#### [TASK DETAILS]
Separate out the lines that hold "OMER".

#### [DATASET]
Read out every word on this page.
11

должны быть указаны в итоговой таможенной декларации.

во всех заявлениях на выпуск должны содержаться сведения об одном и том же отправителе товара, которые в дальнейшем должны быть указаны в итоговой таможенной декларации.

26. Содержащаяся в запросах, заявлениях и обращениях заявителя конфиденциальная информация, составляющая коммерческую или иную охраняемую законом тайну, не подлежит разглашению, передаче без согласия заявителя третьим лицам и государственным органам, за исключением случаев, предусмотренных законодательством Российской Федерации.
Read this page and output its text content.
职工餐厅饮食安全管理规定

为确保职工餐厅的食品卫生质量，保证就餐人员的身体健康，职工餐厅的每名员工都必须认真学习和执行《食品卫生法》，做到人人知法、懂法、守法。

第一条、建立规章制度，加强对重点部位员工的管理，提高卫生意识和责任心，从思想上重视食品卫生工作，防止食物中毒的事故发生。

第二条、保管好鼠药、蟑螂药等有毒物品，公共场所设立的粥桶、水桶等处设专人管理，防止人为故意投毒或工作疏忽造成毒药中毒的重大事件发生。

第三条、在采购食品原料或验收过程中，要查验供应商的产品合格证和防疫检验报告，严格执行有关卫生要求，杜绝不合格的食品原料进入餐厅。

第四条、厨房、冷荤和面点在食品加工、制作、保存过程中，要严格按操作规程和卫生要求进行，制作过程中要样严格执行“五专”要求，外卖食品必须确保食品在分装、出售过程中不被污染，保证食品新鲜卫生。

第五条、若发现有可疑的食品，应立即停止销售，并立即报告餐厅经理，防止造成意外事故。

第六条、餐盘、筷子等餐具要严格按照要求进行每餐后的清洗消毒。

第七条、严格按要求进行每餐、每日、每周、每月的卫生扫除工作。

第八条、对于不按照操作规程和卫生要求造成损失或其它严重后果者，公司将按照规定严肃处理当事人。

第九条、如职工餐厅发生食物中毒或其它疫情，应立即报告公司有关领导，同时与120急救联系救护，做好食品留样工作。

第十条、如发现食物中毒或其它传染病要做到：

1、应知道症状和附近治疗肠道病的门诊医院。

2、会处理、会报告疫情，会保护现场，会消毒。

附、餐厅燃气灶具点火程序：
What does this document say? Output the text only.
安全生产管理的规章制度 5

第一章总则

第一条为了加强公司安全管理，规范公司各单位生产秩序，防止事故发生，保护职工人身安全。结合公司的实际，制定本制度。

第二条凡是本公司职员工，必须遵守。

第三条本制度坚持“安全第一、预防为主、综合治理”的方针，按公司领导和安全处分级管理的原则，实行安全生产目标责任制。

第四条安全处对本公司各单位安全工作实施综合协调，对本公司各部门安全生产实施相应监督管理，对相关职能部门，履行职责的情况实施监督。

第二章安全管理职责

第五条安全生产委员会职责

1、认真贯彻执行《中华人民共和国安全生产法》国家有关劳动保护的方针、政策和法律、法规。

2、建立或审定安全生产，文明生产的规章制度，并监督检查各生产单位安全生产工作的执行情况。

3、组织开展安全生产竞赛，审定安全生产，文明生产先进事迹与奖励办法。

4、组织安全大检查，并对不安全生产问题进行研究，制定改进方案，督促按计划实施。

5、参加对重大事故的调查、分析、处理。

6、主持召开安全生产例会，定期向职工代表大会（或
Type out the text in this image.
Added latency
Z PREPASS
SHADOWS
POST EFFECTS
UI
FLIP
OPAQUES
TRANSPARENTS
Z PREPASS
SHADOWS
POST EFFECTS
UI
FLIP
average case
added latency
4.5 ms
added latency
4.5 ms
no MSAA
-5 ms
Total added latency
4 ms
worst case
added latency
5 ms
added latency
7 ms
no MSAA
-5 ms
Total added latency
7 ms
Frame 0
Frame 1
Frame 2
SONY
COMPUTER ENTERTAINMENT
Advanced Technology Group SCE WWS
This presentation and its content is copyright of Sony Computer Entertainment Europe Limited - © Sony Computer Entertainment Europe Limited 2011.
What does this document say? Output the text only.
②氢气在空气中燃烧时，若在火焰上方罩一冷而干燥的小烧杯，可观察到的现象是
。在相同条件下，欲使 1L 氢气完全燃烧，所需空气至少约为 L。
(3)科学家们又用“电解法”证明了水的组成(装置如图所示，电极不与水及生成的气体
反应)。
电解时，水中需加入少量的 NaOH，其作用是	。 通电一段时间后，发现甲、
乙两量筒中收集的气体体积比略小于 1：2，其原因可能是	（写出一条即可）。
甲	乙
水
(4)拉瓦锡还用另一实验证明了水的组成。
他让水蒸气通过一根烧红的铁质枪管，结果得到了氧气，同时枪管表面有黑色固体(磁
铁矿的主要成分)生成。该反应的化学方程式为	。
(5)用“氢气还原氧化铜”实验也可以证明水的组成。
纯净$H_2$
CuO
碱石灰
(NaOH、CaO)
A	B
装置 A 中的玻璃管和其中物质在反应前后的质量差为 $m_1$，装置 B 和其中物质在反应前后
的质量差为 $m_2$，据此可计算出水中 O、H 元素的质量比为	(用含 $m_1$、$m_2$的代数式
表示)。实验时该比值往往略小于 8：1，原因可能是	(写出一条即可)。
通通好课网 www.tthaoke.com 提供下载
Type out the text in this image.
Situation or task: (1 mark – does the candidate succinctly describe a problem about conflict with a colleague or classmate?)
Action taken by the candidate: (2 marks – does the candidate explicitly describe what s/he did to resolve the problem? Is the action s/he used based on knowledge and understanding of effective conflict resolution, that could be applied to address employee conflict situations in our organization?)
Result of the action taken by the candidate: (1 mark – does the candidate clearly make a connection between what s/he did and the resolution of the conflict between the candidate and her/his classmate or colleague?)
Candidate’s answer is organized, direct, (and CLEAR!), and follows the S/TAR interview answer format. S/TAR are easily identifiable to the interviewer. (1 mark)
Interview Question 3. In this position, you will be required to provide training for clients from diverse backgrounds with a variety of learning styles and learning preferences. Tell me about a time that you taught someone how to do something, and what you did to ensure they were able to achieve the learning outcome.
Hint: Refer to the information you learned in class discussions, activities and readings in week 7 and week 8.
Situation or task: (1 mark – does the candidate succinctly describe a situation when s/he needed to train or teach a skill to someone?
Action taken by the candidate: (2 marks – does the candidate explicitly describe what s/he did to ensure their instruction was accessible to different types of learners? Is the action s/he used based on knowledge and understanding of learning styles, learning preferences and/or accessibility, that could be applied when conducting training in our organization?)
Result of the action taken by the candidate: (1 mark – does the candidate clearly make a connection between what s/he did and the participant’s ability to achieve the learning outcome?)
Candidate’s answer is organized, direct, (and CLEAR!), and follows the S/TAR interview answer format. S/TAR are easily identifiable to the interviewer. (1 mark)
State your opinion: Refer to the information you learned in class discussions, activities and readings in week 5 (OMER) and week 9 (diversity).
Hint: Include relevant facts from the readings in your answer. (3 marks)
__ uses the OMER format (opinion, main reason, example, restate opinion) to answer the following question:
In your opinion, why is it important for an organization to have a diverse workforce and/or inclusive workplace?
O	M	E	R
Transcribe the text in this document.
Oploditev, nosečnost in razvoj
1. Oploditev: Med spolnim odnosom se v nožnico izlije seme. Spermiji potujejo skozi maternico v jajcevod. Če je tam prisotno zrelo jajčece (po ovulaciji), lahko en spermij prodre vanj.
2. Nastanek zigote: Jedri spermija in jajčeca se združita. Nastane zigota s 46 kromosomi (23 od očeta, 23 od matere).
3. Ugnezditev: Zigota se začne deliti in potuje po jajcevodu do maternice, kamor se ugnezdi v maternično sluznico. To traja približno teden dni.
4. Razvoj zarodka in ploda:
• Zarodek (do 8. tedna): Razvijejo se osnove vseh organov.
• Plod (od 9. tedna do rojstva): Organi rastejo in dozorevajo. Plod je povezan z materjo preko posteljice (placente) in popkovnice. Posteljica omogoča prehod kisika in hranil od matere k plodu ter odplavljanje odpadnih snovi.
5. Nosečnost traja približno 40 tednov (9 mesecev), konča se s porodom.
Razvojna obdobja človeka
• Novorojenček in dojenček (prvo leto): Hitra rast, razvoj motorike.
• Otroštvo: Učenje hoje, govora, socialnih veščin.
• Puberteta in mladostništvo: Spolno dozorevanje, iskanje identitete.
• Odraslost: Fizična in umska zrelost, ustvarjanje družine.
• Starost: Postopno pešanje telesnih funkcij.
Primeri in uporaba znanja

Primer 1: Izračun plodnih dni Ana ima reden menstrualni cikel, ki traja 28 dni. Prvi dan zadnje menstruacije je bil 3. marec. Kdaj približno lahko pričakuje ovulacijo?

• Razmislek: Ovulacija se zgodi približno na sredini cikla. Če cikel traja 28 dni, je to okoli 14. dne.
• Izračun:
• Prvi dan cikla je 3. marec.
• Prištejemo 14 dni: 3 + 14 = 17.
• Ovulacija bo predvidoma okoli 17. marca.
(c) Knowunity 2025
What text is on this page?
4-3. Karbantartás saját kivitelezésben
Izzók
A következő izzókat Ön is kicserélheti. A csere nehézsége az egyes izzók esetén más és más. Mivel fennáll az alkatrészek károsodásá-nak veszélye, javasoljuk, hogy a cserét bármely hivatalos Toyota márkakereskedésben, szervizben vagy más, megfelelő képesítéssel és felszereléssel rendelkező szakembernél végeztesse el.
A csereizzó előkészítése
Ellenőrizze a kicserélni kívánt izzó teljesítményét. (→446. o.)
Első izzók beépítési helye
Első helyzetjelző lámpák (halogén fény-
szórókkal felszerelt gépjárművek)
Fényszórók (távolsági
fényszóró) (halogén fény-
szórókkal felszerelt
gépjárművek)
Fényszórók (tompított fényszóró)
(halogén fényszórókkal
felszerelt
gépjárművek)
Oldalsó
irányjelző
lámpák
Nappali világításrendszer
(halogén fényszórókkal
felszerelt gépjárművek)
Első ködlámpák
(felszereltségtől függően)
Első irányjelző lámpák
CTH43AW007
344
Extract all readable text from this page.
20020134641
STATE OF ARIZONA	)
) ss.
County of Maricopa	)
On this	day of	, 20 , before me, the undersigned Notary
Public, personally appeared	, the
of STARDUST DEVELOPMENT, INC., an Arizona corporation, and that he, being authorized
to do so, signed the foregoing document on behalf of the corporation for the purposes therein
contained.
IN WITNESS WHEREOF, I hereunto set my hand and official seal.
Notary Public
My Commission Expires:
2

#### [RESULT FOR THIS TASK]
State your opinion: Refer to the information you learned in class discussions, activities and readings in week 5 (OMER) and week 9 (diversity).
__ uses the OMER format (opinion, main reason, example, restate opinion) to answer the following question:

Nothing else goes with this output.